Extracted data entries

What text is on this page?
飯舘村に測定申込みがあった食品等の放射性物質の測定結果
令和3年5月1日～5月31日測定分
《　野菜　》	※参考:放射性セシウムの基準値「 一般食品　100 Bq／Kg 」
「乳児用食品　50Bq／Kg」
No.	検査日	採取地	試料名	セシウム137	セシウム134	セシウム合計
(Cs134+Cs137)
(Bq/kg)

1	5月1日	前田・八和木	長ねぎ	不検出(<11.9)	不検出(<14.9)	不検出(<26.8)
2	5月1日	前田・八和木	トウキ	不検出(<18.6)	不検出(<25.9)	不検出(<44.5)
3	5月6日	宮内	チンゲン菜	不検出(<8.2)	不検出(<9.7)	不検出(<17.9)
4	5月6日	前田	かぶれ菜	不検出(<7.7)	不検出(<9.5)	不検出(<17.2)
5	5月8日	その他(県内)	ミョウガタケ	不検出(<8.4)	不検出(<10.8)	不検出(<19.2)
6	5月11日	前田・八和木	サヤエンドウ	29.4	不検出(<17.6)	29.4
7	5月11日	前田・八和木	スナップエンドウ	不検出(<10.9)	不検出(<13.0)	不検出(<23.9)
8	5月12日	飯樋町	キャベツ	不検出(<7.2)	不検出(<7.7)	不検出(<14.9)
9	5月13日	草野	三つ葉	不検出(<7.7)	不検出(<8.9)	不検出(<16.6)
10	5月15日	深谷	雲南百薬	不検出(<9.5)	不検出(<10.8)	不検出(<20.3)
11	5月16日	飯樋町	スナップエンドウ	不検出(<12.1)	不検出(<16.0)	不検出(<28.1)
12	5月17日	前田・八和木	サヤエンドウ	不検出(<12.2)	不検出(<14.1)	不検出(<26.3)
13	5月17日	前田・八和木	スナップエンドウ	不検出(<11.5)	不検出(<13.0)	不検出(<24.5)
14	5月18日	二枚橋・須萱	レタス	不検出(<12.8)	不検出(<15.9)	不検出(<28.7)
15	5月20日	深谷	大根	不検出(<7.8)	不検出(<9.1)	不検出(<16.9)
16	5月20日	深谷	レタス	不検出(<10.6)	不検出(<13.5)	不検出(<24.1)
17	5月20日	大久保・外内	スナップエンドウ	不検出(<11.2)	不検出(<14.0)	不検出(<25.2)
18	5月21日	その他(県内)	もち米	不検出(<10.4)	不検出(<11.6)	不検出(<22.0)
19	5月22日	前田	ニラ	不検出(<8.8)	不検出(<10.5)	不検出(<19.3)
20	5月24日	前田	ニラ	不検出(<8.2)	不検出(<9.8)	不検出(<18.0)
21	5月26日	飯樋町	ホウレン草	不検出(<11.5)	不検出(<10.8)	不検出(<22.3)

→ **Job**:
Go through the data and return every record exactly.

→ **Response**:
What text is on this page?
飯舘村に測定申込みがあった食品等の放射性物質の測定結果
令和3年5月1日～5月31日測定分
《　野菜　》	※参考:放射性セシウムの基準値「 一般食品　100 Bq／Kg 」
「乳児用食品　50Bq／Kg」
No.	検査日	採取地	試料名	セシウム137	セシウム134	セシウム合計
(Cs134+Cs137)
(Bq/kg)

1	5月1日	前田・八和木	長ねぎ	不検出(<11.9)	不検出(<14.9)	不検出(<26.8)
2	5月1日	前田・八和木	トウキ	不検出(<18.6)	不検出(<25.9)	不検出(<44.5)
3	5月6日	宮内	チンゲン菜	不検出(<8.2)	不検出(<9.7)	不検出(<17.9)
4	5月6日	前田	かぶれ菜	不検出(<7.7)	不検出(<9.5)	不検出(<17.2)
5	5月8日	その他(県内)	ミョウガタケ	不検出(<8.4)	不検出(<10.8)	不検出(<19.2)
6	5月11日	前田・八和木	サヤエンドウ	29.4	不検出(<17.6)	29.4
7	5月11日	前田・八和木	スナップエンドウ	不検出(<10.9)	不検出(<13.0)	不検出(<23.9)
8	5月12日	飯樋町	キャベツ	不検出(<7.2)	不検出(<7.7)	不検出(<14.9)
9	5月13日	草野	三つ葉	不検出(<7.7)	不検出(<8.9)	不検出(<16.6)
10	5月15日	深谷	雲南百薬	不検出(<9.5)	不検出(<10.8)	不検出(<20.3)
11	5月16日	飯樋町	スナップエンドウ	不検出(<12.1)	不検出(<16.0)	不検出(<28.1)
12	5月17日	前田・八和木	サヤエンドウ	不検出(<12.2)	不検出(<14.1)	不検出(<26.3)
13	5月17日	前田・八和木	スナップエンドウ	不検出(<11.5)	不検出(<13.0)	不検出(<24.5)
14	5月18日	二枚橋・須萱	レタス	不検出(<12.8)	不検出(<15.9)	不検出(<28.7)
15	5月20日	深谷	大根	不検出(<7.8)	不検出(<9.1)	不検出(<16.9)
16	5月20日	深谷	レタス	不検出(<10.6)	不検出(<13.5)	不検出(<24.1)
17	5月20日	大久保・外内	スナップエンドウ	不検出(<11.2)	不検出(<14.0)	不検出(<25.2)
18	5月21日	その他(県内)	もち米	不検出(<10.4)	不検出(<11.6)	不検出(<22.0)
19	5月22日	前田	ニラ	不検出(<8.8)	不検出(<10.5)	不検出(<19.3)
20	5月24日	前田	ニラ	不検出(<8.2)	不検出(<9.8)	不検出(<18.0)
21	5月26日	飯樋町	ホウレン草	不検出(<11.5)	不検出(<10.8)	不検出(<22.3)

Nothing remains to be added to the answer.